Exercise instructions
Set all the material down again unchanged, without the pictures.

Material provided

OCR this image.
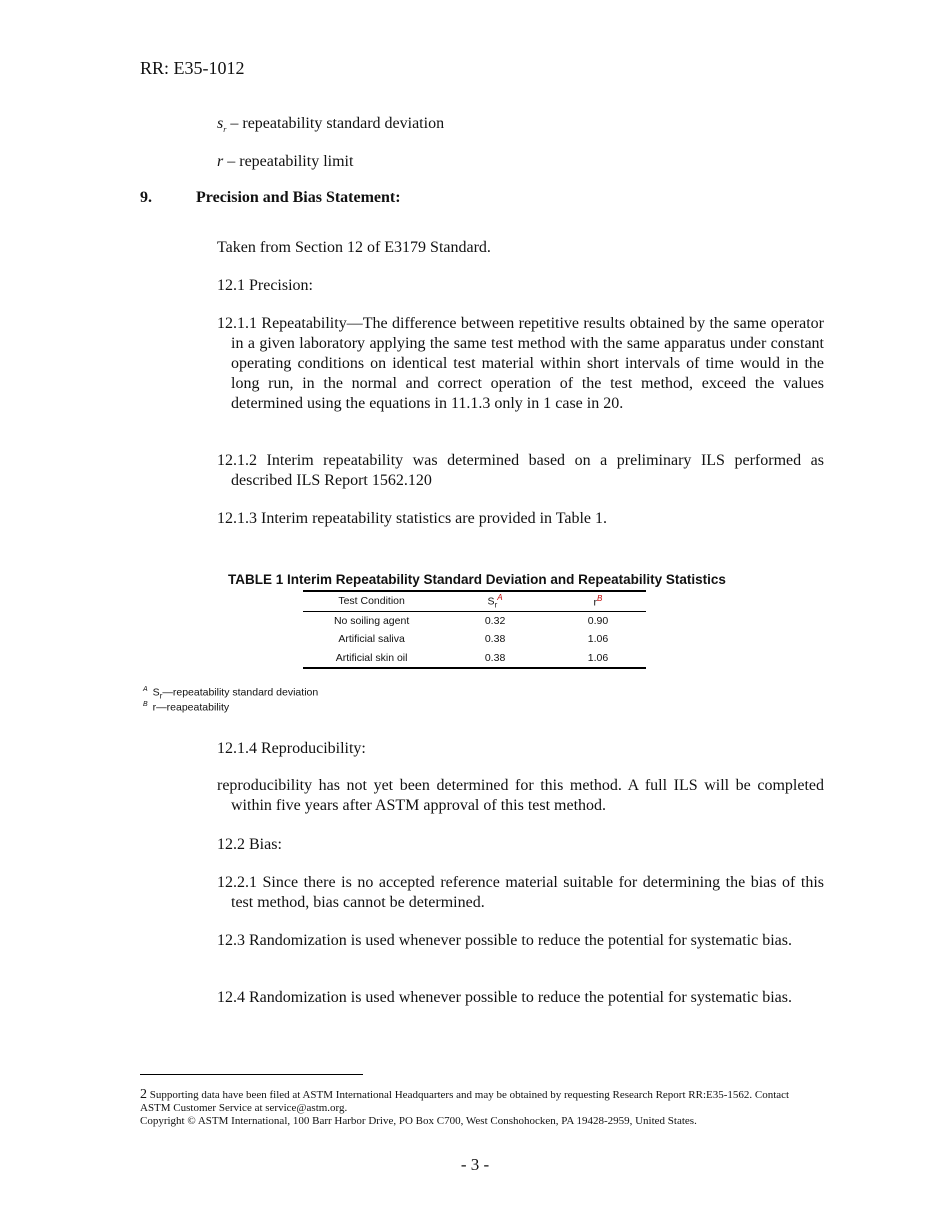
RR: E35-1012
$s_r$ – repeatability standard deviation
r – repeatability limit
9.	Precision and Bias Statement:
Taken from Section 12 of E3179 Standard.
12.1 Precision:
12.1.1 Repeatability—The difference between repetitive results obtained by the same operator in a given laboratory applying the same test method with the same apparatus under constant operating conditions on identical test material within short intervals of time would in the long run, in the normal and correct operation of the test method, exceed the values determined using the equations in 11.1.3 only in 1 case in 20.
12.1.2 Interim repeatability was determined based on a preliminary ILS performed as described ILS Report 1562.120
12.1.3 Interim repeatability statistics are provided in Table 1.
TABLE 1 Interim Repeatability Standard Deviation and Repeatability Statistics
Test Condition	$S_r^A$	$r^B$
No soiling agent	0.32	0.90
Artificial saliva	0.38	1.06
Artificial skin oil	0.38	1.06
$^A$ $S_r—repeatability$ standard deviation
$^B$ r—reapeatability
12.1.4 Reproducibility:
reproducibility has not yet been determined for this method. A full ILS will be completed within five years after ASTM approval of this test method.
12.2 Bias:
12.2.1 Since there is no accepted reference material suitable for determining the bias of this test method, bias cannot be determined.
12.3 Randomization is used whenever possible to reduce the potential for systematic bias.
12.4 Randomization is used whenever possible to reduce the potential for systematic bias.
2 Supporting data have been filed at ASTM International Headquarters and may be obtained by requesting Research Report RR:E35-1562. Contact ASTM Customer Service at service@astm.org.
Copyright © ASTM International, 100 Barr Harbor Drive, PO Box C700, West Conshohocken, PA 19428-2959, United States.
- 3 -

Output for this task
OCR this image.
RR: E35-1012
$s_r$ – repeatability standard deviation
r – repeatability limit
9.	Precision and Bias Statement:
Taken from Section 12 of E3179 Standard.
12.1 Precision:
12.1.1 Repeatability—The difference between repetitive results obtained by the same operator in a given laboratory applying the same test method with the same apparatus under constant operating conditions on identical test material within short intervals of time would in the long run, in the normal and correct operation of the test method, exceed the values determined using the equations in 11.1.3 only in 1 case in 20.
12.1.2 Interim repeatability was determined based on a preliminary ILS performed as described ILS Report 1562.120
12.1.3 Interim repeatability statistics are provided in Table 1.
TABLE 1 Interim Repeatability Standard Deviation and Repeatability Statistics
Test Condition	$S_r^A$	$r^B$
No soiling agent	0.32	0.90
Artificial saliva	0.38	1.06
Artificial skin oil	0.38	1.06
$^A$ $S_r—repeatability$ standard deviation
$^B$ r—reapeatability
12.1.4 Reproducibility:
reproducibility has not yet been determined for this method. A full ILS will be completed within five years after ASTM approval of this test method.
12.2 Bias:
12.2.1 Since there is no accepted reference material suitable for determining the bias of this test method, bias cannot be determined.
12.3 Randomization is used whenever possible to reduce the potential for systematic bias.
12.4 Randomization is used whenever possible to reduce the potential for systematic bias.
2 Supporting data have been filed at ASTM International Headquarters and may be obtained by requesting Research Report RR:E35-1562. Contact ASTM Customer Service at service@astm.org.
Copyright © ASTM International, 100 Barr Harbor Drive, PO Box C700, West Conshohocken, PA 19428-2959, United States.
- 3 -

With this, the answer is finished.